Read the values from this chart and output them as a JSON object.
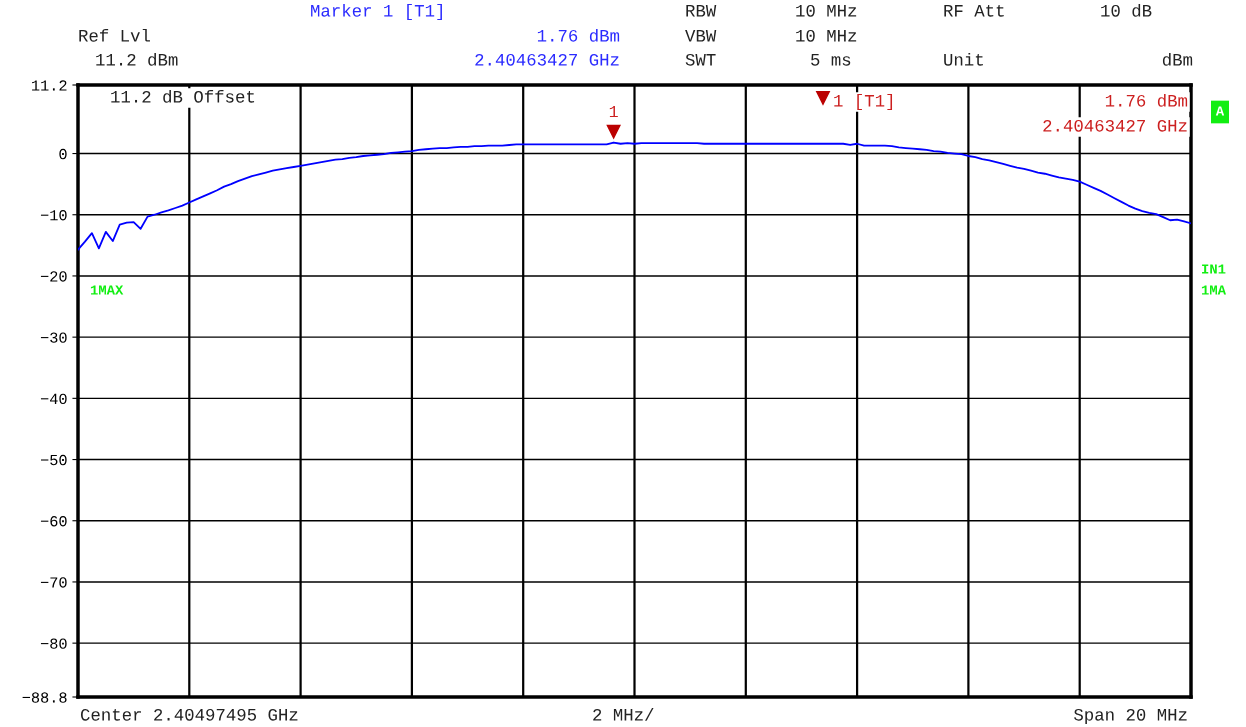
{
  "chart_data": {
    "type": "line",
    "categories": [
      null,
      null,
      null,
      null,
      null,
      null,
      null,
      null,
      null,
      null,
      null,
      null,
      null,
      null,
      null,
      null,
      null,
      null,
      null,
      null,
      null,
      null,
      null,
      null,
      null,
      null,
      null,
      null,
      null,
      null,
      null,
      null,
      null,
      null,
      null,
      null,
      null,
      null,
      null,
      null,
      null,
      null,
      null,
      null,
      null,
      null,
      null,
      null,
      null,
      null,
      null,
      null,
      null,
      null,
      null,
      null,
      null,
      null,
      null,
      null,
      null,
      null,
      null,
      null,
      null,
      null,
      null,
      null,
      null,
      null,
      null,
      null,
      null,
      null,
      null,
      null,
      null,
      null,
      null,
      null,
      null,
      null,
      null,
      null,
      null,
      null,
      null,
      null,
      null,
      null,
      null,
      null,
      null,
      null,
      null,
      null,
      null,
      null,
      null,
      null,
      null,
      null,
      null,
      null,
      null,
      null,
      null,
      null,
      null,
      null,
      null,
      null,
      null,
      null,
      null,
      null,
      null,
      null,
      null,
      null,
      null,
      null,
      null,
      null,
      null,
      null,
      null,
      null,
      null,
      null,
      null,
      null,
      null,
      null,
      null,
      null,
      null,
      null,
      null,
      null,
      null,
      null,
      null,
      null,
      null,
      null,
      null,
      null,
      null,
      null,
      null,
      null,
      null,
      null,
      null,
      null,
      null,
      null,
      null,
      null,
      null
    ],
    "series": [
      {
        "color": "#0000ff",
        "values": [
          -15.7,
          -14.4,
          -13.0,
          -15.5,
          -12.8,
          -14.3,
          -11.6,
          -11.3,
          -11.2,
          -12.3,
          -10.3,
          -10.0,
          -9.6,
          -9.3,
          -8.9,
          -8.5,
          -8.0,
          -7.5,
          -7.0,
          -6.5,
          -6.0,
          -5.4,
          -5.0,
          -4.5,
          -4.1,
          -3.7,
          -3.4,
          -3.1,
          -2.8,
          -2.6,
          -2.4,
          -2.2,
          -2.0,
          -1.8,
          -1.6,
          -1.4,
          -1.2,
          -1.0,
          -0.9,
          -0.7,
          -0.6,
          -0.4,
          -0.3,
          -0.2,
          -0.1,
          0.1,
          0.2,
          0.3,
          0.4,
          0.6,
          0.7,
          0.8,
          0.9,
          0.9,
          1.0,
          1.1,
          1.1,
          1.2,
          1.2,
          1.3,
          1.3,
          1.3,
          1.4,
          1.5,
          1.5,
          1.5,
          1.5,
          1.5,
          1.5,
          1.5,
          1.5,
          1.5,
          1.5,
          1.5,
          1.5,
          1.5,
          1.5,
          1.8,
          1.6,
          1.7,
          1.6,
          1.7,
          1.7,
          1.7,
          1.7,
          1.7,
          1.7,
          1.7,
          1.7,
          1.7,
          1.6,
          1.6,
          1.6,
          1.6,
          1.6,
          1.6,
          1.6,
          1.6,
          1.6,
          1.6,
          1.6,
          1.6,
          1.6,
          1.6,
          1.6,
          1.6,
          1.6,
          1.6,
          1.6,
          1.6,
          1.6,
          1.4,
          1.6,
          1.3,
          1.3,
          1.3,
          1.3,
          1.2,
          1.0,
          0.9,
          0.8,
          0.7,
          0.6,
          0.4,
          0.3,
          0.1,
          0.0,
          -0.1,
          -0.4,
          -0.6,
          -0.9,
          -1.1,
          -1.4,
          -1.7,
          -2.0,
          -2.3,
          -2.5,
          -2.8,
          -3.1,
          -3.3,
          -3.6,
          -3.9,
          -4.1,
          -4.3,
          -4.6,
          -5.1,
          -5.6,
          -6.1,
          -6.7,
          -7.3,
          -7.9,
          -8.5,
          -9.0,
          -9.4,
          -9.7,
          -9.9,
          -10.4,
          -10.9,
          -10.8,
          -11.1,
          -11.4
        ]
      }
    ],
    "ylim": [
      -88.8,
      11.2
    ],
    "yticks": [
      11.2,
      0,
      {
        "value": -10,
        "label": "−10"
      },
      {
        "value": -20,
        "label": "−20"
      },
      {
        "value": -30,
        "label": "−30"
      },
      {
        "value": -40,
        "label": "−40"
      },
      {
        "value": -50,
        "label": "−50"
      },
      {
        "value": -60,
        "label": "−60"
      },
      {
        "value": -70,
        "label": "−70"
      },
      {
        "value": -80,
        "label": "−80"
      },
      {
        "value": -88.8,
        "label": "−88.8"
      }
    ],
    "grid": true,
    "annotations": [
      {
        "text": "1",
        "y": 1.76
      },
      "Marker 1 [T1]",
      "RBW",
      "10 MHz",
      "RF Att",
      "10 dB",
      "Ref Lvl",
      "1.76 dBm",
      "VBW",
      "10 MHz",
      "11.2 dBm",
      "2.40463427 GHz",
      "SWT",
      "5 ms",
      "Unit",
      "dBm",
      "11.2 dB Offset",
      "1 [T1]",
      "1.76 dBm",
      "2.40463427 GHz",
      "1MAX",
      "A",
      "IN1",
      "1MA",
      "Center 2.40497495 GHz",
      "2 MHz/",
      "Span 20 MHz"
    ]
  }
}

▬▬▬

◆ Request: Count the lines in the records above that contain the word "label", and give only the number.

◆ Completed exercise: 9